Job - Copy every line of the following data that includes the string "JSON".

Dataset rows about figures:
--------

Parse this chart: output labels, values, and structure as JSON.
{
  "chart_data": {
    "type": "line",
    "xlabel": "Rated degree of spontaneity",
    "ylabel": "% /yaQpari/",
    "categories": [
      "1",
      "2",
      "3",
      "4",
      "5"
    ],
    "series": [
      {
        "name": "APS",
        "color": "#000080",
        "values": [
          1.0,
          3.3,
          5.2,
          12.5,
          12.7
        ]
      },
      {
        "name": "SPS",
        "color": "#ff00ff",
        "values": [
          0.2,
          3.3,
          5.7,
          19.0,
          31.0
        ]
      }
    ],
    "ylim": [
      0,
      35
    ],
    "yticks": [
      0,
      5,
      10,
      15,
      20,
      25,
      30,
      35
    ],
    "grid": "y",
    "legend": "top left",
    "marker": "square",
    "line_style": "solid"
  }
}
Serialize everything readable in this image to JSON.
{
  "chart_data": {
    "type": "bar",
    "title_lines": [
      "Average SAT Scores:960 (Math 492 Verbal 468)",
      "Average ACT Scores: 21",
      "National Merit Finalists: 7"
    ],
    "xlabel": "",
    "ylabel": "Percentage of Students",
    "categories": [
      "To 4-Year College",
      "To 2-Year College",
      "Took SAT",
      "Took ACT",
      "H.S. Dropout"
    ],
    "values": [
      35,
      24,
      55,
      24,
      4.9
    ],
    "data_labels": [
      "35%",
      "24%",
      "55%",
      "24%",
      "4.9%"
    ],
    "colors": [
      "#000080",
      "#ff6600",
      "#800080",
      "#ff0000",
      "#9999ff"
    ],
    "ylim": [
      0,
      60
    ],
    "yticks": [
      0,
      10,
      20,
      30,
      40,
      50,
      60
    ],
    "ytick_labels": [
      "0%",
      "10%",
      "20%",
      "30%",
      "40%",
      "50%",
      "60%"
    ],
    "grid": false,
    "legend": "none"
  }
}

--------

Written solution -
Parse this chart: output labels, values, and structure as JSON.
Serialize everything readable in this image to JSON.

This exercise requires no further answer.